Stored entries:
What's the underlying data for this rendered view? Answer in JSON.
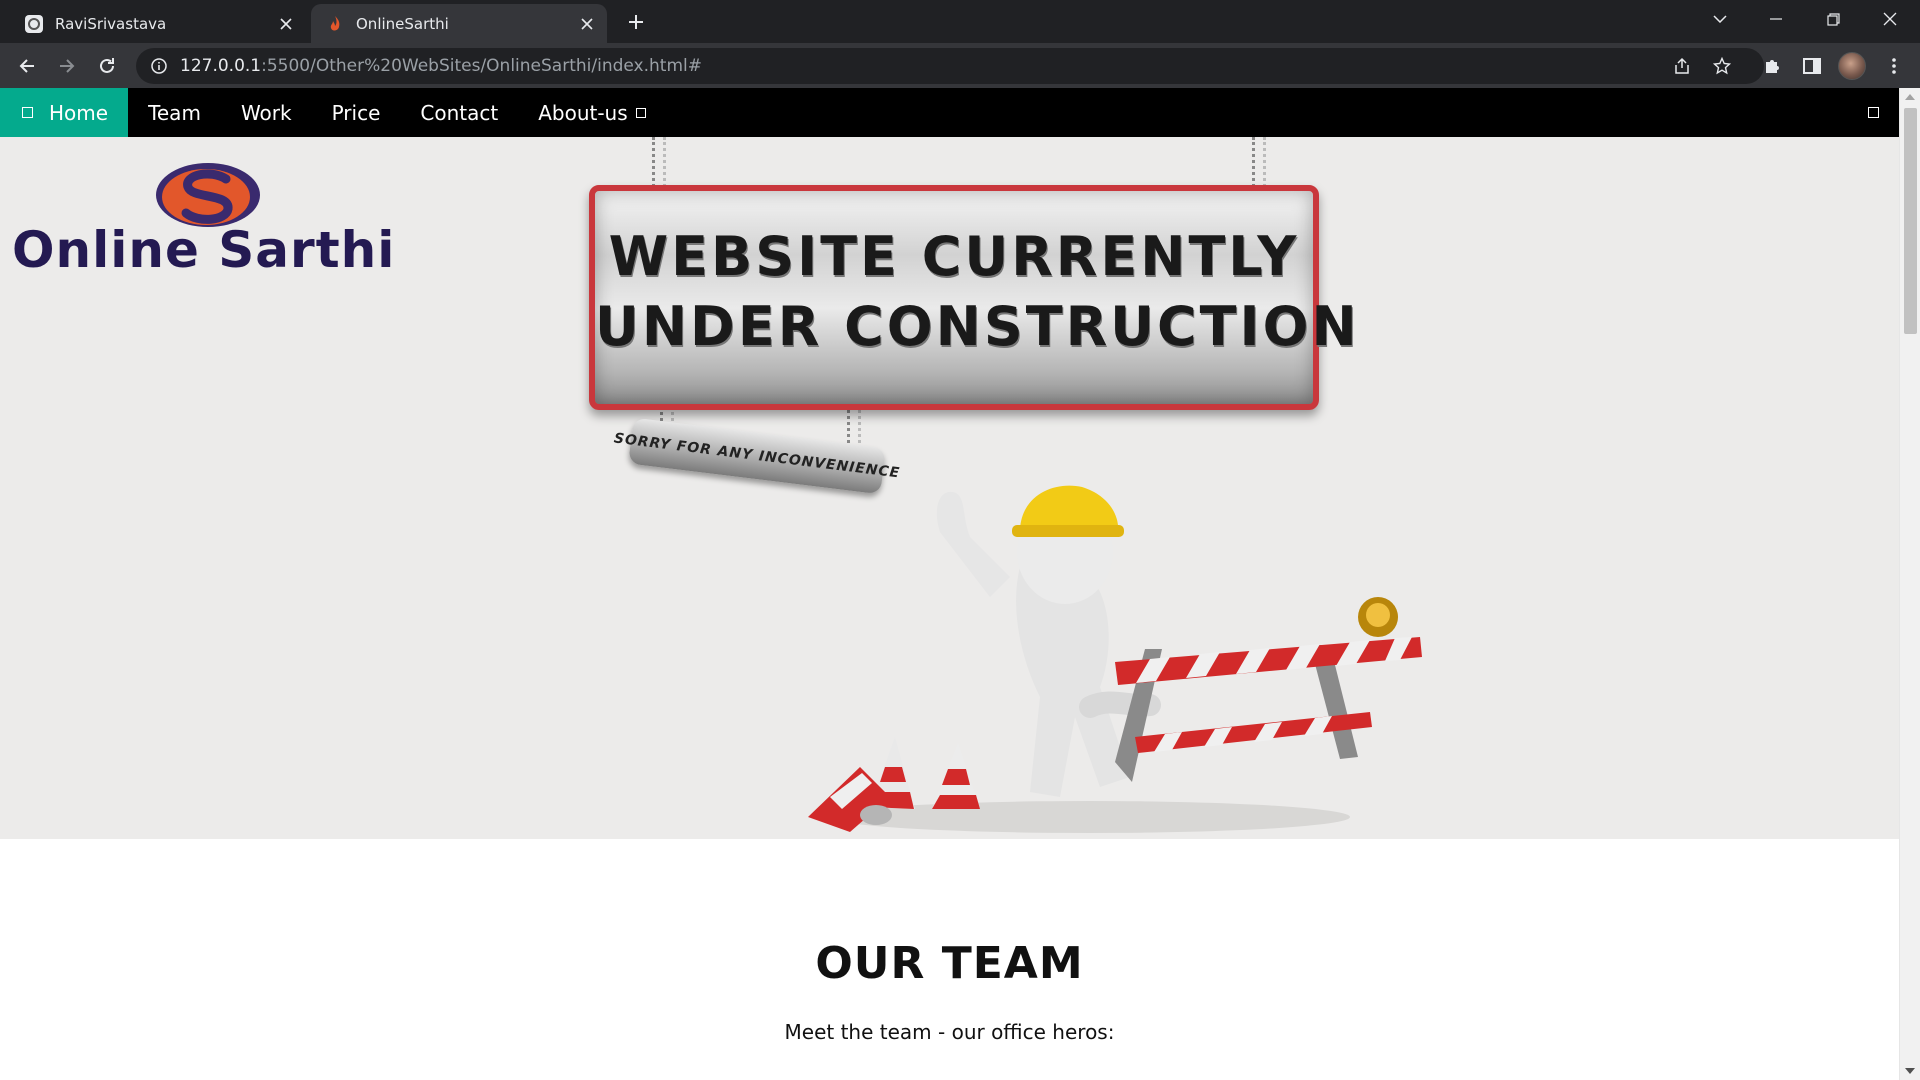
{
  "browser": {
    "tabs": [
      {
        "title": "RaviSrivastava",
        "active": false
      },
      {
        "title": "OnlineSarthi",
        "active": true
      }
    ],
    "url_host": "127.0.0.1",
    "url_path": ":5500/Other%20WebSites/OnlineSarthi/index.html#"
  },
  "site": {
    "nav": {
      "home": "Home",
      "team": "Team",
      "work": "Work",
      "price": "Price",
      "contact": "Contact",
      "about": "About-us"
    },
    "logo_text": "Online Sarthi",
    "hero": {
      "sign_line1": "WEBSITE CURRENTLY",
      "sign_line2": "UNDER CONSTRUCTION",
      "small_sign": "SORRY FOR ANY INCONVENIENCE"
    },
    "team": {
      "title": "OUR TEAM",
      "subtitle": "Meet the team - our office heros:"
    }
  },
  "colors": {
    "nav_bg": "#000000",
    "nav_active": "#04aa8d",
    "hero_bg": "#ecebea",
    "logo_text": "#241a52",
    "sign_border": "#c9373c"
  }
}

Task directions: Repeat the records in full, exactly as they appear, without the pictures.

Response to the exercise:
What's the underlying data for this rendered view? Answer in JSON.
{
  "browser": {
    "tabs": [
      {
        "title": "RaviSrivastava",
        "active": false
      },
      {
        "title": "OnlineSarthi",
        "active": true
      }
    ],
    "url_host": "127.0.0.1",
    "url_path": ":5500/Other%20WebSites/OnlineSarthi/index.html#"
  },
  "site": {
    "nav": {
      "home": "Home",
      "team": "Team",
      "work": "Work",
      "price": "Price",
      "contact": "Contact",
      "about": "About-us"
    },
    "logo_text": "Online Sarthi",
    "hero": {
      "sign_line1": "WEBSITE CURRENTLY",
      "sign_line2": "UNDER CONSTRUCTION",
      "small_sign": "SORRY FOR ANY INCONVENIENCE"
    },
    "team": {
      "title": "OUR TEAM",
      "subtitle": "Meet the team - our office heros:"
    }
  },
  "colors": {
    "nav_bg": "#000000",
    "nav_active": "#04aa8d",
    "hero_bg": "#ecebea",
    "logo_text": "#241a52",
    "sign_border": "#c9373c"
  }
}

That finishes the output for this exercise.